### Goal
Identify each line below containing the string "vivos" and copy it.

### Task material
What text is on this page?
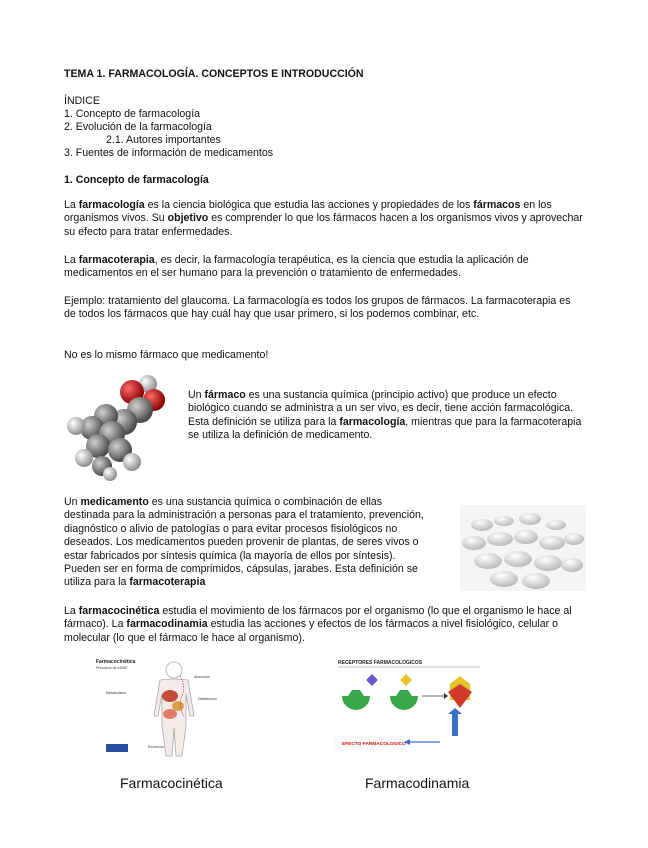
TEMA 1. FARMACOLOGÍA. CONCEPTOS E INTRODUCCIÓN

ÍNDICE

1. Concepto de farmacología

2. Evolución de la farmacología

2.1. Autores importantes

3. Fuentes de información de medicamentos

1. Concepto de farmacología

La farmacología es la ciencia biológica que estudia las acciones y propiedades de los fármacos en los organismos vivos. Su objetivo es comprender lo que los fármacos hacen a los organismos vivos y aprovechar su efecto para tratar enfermedades.

La farmacoterapia, es decir, la farmacología terapéutica, es la ciencia que estudia la aplicación de medicamentos en el ser humano para la prevención o tratamiento de enfermedades.

Ejemplo: tratamiento del glaucoma. La farmacología es todos los grupos de fármacos. La farmacoterapia es de todos los fármacos que hay cuál hay que usar primero, si los podemos combinar, etc.

No es lo mismo fármaco que medicamento!

Un fármaco es una sustancia química (principio activo) que produce un efecto biológico cuando se administra a un ser vivo, es decir, tiene acción farmacológica. Esta definición se utiliza para la farmacología, mientras que para la farmacoterapia se utiliza la definición de medicamento.

Un medicamento es una sustancia química o combinación de ellas destinada para la administración a personas para el tratamiento, prevención, diagnóstico o alivio de patologías o para evitar procesos fisiológicos no deseados. Los medicamentos pueden provenir de plantas, de seres vivos o estar fabricados por síntesis química (la mayoría de ellos por síntesis). Pueden ser en forma de comprimidos, cápsulas, jarabes. Esta definición se utiliza para la farmacoterapia

La farmacocinética estudia el movimiento de los fármacos por el organismo (lo que el organismo le hace al fármaco). La farmacodinamia estudia las acciones y efectos de los fármacos a nivel fisiológico, celular o molecular (lo que el fármaco le hace al organismo).

Farmacocinética
Principios de ADME
Absorción
Distribución
Metabolismo
Excreción

Farmacocinética

RECEPTORES FARMACOLOGICOS
EFECTO FARMACOLOGICO

Farmacodinamia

### Answer
La farmacología es la ciencia biológica que estudia las acciones y propiedades de los fármacos en los organismos vivos. Su objetivo es comprender lo que los fármacos hacen a los organismos vivos y aprovechar su efecto para tratar enfermedades.
Un medicamento es una sustancia química o combinación de ellas destinada para la administración a personas para el tratamiento, prevención, diagnóstico o alivio de patologías o para evitar procesos fisiológicos no deseados. Los medicamentos pueden provenir de plantas, de seres vivos o estar fabricados por síntesis química (la mayoría de ellos por síntesis). Pueden ser en forma de comprimidos, cápsulas, jarabes. Esta definición se utiliza para la farmacoterapia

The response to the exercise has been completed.